═══ THE RECORDS ═══
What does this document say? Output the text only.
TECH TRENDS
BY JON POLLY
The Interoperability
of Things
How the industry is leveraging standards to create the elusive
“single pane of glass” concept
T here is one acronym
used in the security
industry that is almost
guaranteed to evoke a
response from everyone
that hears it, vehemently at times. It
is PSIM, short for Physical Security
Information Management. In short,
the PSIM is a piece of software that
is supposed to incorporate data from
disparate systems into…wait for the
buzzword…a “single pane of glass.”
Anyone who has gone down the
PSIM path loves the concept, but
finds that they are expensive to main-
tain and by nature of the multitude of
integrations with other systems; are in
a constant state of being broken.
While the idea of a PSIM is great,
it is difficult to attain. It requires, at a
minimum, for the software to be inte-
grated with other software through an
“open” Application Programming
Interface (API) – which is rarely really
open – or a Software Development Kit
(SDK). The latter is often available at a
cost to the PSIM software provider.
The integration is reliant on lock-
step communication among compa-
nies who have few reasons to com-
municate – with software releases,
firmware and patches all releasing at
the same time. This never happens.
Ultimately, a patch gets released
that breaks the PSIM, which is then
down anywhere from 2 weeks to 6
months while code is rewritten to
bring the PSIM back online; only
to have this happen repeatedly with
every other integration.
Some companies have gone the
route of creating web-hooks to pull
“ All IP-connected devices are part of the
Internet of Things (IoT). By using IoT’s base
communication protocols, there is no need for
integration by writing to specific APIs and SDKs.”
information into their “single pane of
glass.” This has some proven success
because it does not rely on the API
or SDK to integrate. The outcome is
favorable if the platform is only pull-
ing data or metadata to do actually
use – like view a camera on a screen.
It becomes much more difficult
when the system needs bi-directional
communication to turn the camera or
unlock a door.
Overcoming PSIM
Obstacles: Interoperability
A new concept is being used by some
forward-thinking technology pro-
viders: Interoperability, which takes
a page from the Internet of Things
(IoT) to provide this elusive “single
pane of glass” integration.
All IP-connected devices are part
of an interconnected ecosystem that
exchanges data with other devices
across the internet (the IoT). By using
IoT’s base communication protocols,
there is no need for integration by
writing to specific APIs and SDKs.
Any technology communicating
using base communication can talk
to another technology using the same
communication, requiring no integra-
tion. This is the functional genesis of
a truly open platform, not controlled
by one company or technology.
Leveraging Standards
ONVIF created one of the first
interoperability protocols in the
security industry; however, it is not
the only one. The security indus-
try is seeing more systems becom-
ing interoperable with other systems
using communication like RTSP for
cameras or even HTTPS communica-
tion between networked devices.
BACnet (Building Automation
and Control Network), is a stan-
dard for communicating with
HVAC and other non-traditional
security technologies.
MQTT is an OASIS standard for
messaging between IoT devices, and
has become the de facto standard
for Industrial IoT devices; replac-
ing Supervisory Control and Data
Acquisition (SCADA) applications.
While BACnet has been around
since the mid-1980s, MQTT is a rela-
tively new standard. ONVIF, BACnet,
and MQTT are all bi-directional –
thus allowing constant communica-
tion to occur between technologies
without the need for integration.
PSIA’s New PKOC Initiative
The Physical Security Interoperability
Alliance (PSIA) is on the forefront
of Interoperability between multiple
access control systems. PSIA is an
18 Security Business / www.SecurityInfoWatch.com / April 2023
═══
Counting only lines that contain the word "which", state how many appear in the entries, and add nothing.

_ANSWER TO THIS TASK_: 3